• **Exercise requirements**: Output every line below exactly.

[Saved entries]
☆ ☆ ☆ ☆ ☆ ☆ ☆
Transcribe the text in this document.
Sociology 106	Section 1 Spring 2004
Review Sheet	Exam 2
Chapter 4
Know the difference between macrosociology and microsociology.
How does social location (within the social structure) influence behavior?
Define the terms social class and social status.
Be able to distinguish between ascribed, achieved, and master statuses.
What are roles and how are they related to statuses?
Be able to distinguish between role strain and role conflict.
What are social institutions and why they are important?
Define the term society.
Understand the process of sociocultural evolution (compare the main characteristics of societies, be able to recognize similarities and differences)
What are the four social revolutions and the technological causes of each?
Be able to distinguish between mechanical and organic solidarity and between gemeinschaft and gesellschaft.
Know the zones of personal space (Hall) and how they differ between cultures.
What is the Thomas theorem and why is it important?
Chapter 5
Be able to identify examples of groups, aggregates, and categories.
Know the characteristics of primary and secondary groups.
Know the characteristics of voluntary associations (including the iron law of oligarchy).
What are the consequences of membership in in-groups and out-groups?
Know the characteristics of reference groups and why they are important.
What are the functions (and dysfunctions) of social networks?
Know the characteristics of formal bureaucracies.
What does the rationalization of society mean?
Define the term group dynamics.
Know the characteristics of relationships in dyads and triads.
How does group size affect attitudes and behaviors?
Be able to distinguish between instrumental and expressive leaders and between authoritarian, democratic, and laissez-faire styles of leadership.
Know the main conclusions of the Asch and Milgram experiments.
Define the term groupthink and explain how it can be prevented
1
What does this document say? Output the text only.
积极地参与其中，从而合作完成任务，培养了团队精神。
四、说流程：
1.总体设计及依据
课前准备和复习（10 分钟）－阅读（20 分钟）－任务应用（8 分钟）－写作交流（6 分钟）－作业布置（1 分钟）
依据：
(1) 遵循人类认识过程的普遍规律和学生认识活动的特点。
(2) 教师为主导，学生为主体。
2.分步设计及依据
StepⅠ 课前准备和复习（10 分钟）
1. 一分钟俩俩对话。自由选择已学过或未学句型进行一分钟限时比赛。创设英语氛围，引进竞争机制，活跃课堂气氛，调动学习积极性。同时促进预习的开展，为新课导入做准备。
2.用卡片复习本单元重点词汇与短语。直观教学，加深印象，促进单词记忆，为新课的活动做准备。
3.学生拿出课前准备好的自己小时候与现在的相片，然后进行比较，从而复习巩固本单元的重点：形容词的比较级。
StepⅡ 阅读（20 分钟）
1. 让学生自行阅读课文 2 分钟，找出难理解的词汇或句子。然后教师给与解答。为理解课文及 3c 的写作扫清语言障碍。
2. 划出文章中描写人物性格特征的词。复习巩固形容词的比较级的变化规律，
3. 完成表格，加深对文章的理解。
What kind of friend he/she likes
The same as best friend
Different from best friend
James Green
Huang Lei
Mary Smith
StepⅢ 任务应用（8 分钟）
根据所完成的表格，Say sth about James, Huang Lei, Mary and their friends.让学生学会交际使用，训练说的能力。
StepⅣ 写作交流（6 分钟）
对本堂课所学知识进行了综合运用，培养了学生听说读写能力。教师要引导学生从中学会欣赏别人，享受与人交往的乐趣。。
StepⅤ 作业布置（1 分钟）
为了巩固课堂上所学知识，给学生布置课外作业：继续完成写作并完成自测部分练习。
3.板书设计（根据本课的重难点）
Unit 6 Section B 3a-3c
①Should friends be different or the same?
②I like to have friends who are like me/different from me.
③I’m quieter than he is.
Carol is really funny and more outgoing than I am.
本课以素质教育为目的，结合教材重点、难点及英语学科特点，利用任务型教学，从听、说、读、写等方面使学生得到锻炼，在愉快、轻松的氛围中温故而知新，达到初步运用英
☆ ☆ ☆ ☆ ☆ ☆ ☆
• **Correct answer**:
Transcribe the text in this document.
Sociology 106	Section 1 Spring 2004
Review Sheet	Exam 2
Chapter 4
Know the difference between macrosociology and microsociology.
How does social location (within the social structure) influence behavior?
Define the terms social class and social status.
Be able to distinguish between ascribed, achieved, and master statuses.
What are roles and how are they related to statuses?
Be able to distinguish between role strain and role conflict.
What are social institutions and why they are important?
Define the term society.
Understand the process of sociocultural evolution (compare the main characteristics of societies, be able to recognize similarities and differences)
What are the four social revolutions and the technological causes of each?
Be able to distinguish between mechanical and organic solidarity and between gemeinschaft and gesellschaft.
Know the zones of personal space (Hall) and how they differ between cultures.
What is the Thomas theorem and why is it important?
Chapter 5
Be able to identify examples of groups, aggregates, and categories.
Know the characteristics of primary and secondary groups.
Know the characteristics of voluntary associations (including the iron law of oligarchy).
What are the consequences of membership in in-groups and out-groups?
Know the characteristics of reference groups and why they are important.
What are the functions (and dysfunctions) of social networks?
Know the characteristics of formal bureaucracies.
What does the rationalization of society mean?
Define the term group dynamics.
Know the characteristics of relationships in dyads and triads.
How does group size affect attitudes and behaviors?
Be able to distinguish between instrumental and expressive leaders and between authoritarian, democratic, and laissez-faire styles of leadership.
Know the main conclusions of the Asch and Milgram experiments.
Define the term groupthink and explain how it can be prevented
1
What does this document say? Output the text only.
积极地参与其中，从而合作完成任务，培养了团队精神。
四、说流程：
1.总体设计及依据
课前准备和复习（10 分钟）－阅读（20 分钟）－任务应用（8 分钟）－写作交流（6 分钟）－作业布置（1 分钟）
依据：
(1) 遵循人类认识过程的普遍规律和学生认识活动的特点。
(2) 教师为主导，学生为主体。
2.分步设计及依据
StepⅠ 课前准备和复习（10 分钟）
1. 一分钟俩俩对话。自由选择已学过或未学句型进行一分钟限时比赛。创设英语氛围，引进竞争机制，活跃课堂气氛，调动学习积极性。同时促进预习的开展，为新课导入做准备。
2.用卡片复习本单元重点词汇与短语。直观教学，加深印象，促进单词记忆，为新课的活动做准备。
3.学生拿出课前准备好的自己小时候与现在的相片，然后进行比较，从而复习巩固本单元的重点：形容词的比较级。
StepⅡ 阅读（20 分钟）
1. 让学生自行阅读课文 2 分钟，找出难理解的词汇或句子。然后教师给与解答。为理解课文及 3c 的写作扫清语言障碍。
2. 划出文章中描写人物性格特征的词。复习巩固形容词的比较级的变化规律，
3. 完成表格，加深对文章的理解。
What kind of friend he/she likes
The same as best friend
Different from best friend
James Green
Huang Lei
Mary Smith
StepⅢ 任务应用（8 分钟）
根据所完成的表格，Say sth about James, Huang Lei, Mary and their friends.让学生学会交际使用，训练说的能力。
StepⅣ 写作交流（6 分钟）
对本堂课所学知识进行了综合运用，培养了学生听说读写能力。教师要引导学生从中学会欣赏别人，享受与人交往的乐趣。。
StepⅤ 作业布置（1 分钟）
为了巩固课堂上所学知识，给学生布置课外作业：继续完成写作并完成自测部分练习。
3.板书设计（根据本课的重难点）
Unit 6 Section B 3a-3c
①Should friends be different or the same?
②I like to have friends who are like me/different from me.
③I’m quieter than he is.
Carol is really funny and more outgoing than I am.
本课以素质教育为目的，结合教材重点、难点及英语学科特点，利用任务型教学，从听、说、读、写等方面使学生得到锻炼，在愉快、轻松的氛围中温故而知新，达到初步运用英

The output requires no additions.